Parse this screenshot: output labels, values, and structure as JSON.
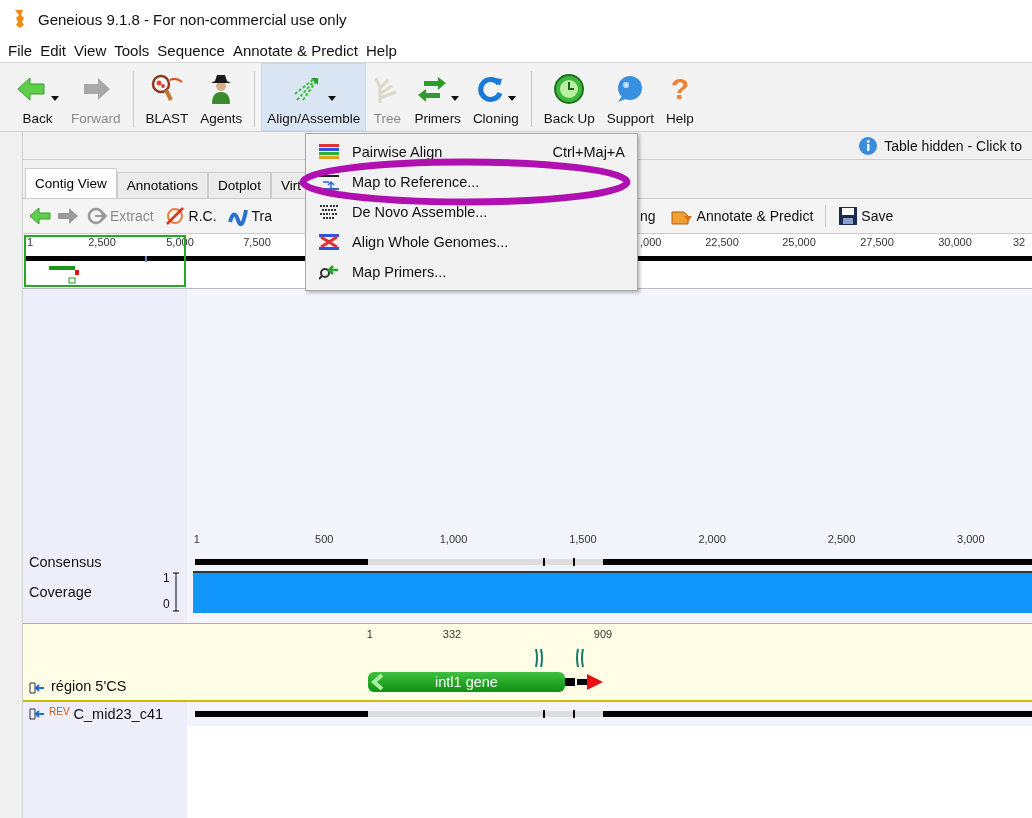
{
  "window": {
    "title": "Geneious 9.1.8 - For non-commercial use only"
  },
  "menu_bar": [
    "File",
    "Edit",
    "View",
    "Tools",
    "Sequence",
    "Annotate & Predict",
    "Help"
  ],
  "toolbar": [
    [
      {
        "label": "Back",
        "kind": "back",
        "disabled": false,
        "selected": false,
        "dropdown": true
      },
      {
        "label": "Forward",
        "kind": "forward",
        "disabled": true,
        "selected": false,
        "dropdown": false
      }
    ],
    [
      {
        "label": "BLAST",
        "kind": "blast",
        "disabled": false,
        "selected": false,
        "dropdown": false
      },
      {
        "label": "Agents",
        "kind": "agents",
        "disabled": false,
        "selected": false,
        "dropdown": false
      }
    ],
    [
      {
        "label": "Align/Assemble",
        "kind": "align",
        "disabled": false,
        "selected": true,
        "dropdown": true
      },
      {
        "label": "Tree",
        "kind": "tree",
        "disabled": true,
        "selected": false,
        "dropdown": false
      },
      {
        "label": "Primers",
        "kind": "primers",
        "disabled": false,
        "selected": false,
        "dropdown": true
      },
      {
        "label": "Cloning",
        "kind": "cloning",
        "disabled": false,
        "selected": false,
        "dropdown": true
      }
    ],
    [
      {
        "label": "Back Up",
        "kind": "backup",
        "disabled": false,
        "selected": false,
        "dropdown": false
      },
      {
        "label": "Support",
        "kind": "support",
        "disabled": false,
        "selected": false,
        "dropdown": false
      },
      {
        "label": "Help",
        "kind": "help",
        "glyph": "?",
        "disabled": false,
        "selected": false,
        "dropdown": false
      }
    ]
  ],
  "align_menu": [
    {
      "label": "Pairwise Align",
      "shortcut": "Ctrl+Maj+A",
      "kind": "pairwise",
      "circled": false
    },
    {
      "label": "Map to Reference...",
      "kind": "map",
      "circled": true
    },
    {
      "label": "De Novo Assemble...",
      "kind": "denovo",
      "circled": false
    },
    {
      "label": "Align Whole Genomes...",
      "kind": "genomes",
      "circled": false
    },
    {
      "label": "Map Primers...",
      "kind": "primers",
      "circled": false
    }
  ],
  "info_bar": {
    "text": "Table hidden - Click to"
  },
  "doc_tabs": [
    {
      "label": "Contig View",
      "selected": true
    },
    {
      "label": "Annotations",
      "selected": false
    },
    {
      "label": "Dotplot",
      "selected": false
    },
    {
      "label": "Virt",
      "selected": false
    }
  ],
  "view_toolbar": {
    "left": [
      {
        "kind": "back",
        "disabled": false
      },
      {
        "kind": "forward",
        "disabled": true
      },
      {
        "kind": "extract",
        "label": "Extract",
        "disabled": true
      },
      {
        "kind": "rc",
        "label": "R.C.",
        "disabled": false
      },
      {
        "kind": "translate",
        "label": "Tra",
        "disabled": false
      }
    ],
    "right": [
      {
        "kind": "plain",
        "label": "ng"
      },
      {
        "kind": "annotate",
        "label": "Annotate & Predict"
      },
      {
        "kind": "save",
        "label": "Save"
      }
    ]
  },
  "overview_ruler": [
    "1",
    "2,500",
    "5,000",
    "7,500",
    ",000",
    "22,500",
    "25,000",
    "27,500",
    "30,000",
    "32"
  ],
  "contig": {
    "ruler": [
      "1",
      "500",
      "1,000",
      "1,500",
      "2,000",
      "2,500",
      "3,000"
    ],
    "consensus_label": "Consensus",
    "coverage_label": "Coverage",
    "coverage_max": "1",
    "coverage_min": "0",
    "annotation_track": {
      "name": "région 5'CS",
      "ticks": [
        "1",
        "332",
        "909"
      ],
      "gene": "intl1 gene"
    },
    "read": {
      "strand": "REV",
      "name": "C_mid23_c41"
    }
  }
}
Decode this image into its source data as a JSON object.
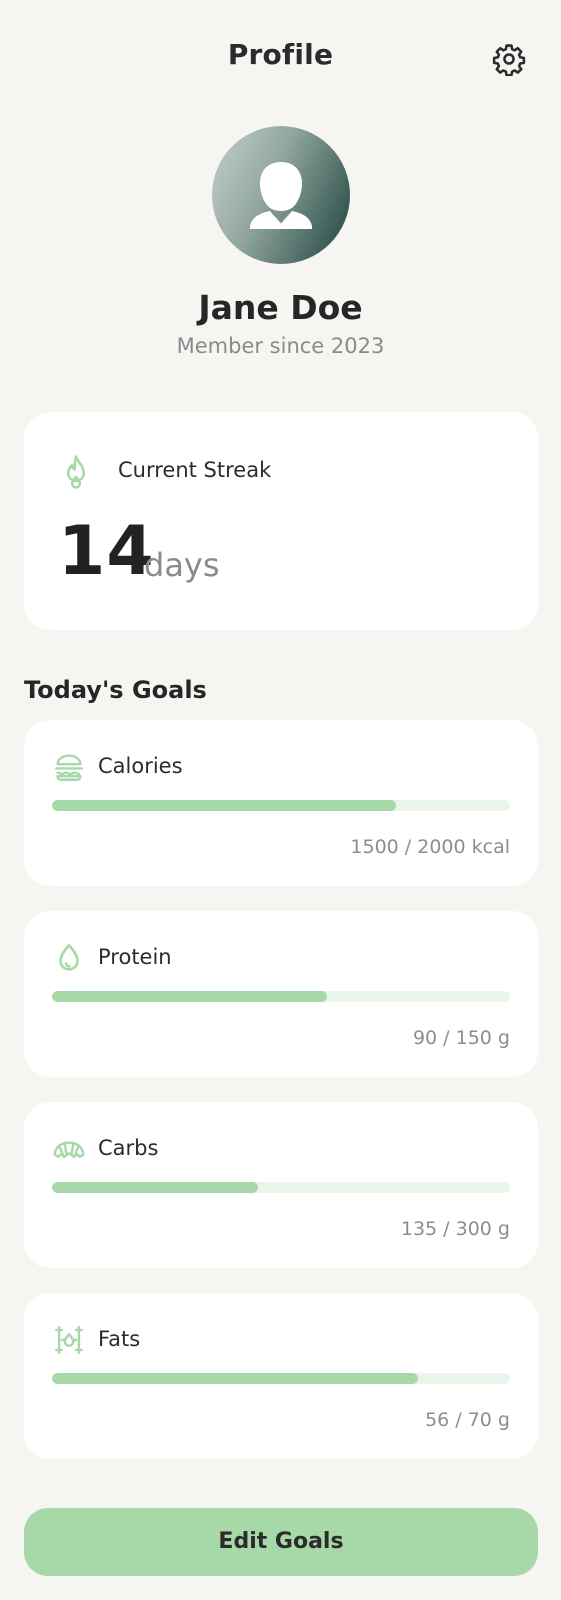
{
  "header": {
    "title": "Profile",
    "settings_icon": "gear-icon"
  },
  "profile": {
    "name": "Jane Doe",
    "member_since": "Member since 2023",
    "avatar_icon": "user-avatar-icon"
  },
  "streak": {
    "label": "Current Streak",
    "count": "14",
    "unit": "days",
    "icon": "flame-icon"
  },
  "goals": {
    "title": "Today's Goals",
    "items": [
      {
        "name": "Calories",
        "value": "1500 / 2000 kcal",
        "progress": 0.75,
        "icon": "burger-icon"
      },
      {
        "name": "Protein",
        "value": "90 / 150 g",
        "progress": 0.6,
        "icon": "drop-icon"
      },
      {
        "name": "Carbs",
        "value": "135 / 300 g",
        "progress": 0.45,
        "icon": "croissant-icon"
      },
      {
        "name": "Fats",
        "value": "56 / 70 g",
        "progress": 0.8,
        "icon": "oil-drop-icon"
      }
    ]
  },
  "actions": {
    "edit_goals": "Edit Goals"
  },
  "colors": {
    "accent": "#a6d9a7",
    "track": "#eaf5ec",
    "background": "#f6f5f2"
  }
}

============================================================

What to do: Where a line of the listing holds the string "Assemble", copy that line.

Result of this task:
        "label": "Align/Assemble",
      "label": "De Novo Assemble...",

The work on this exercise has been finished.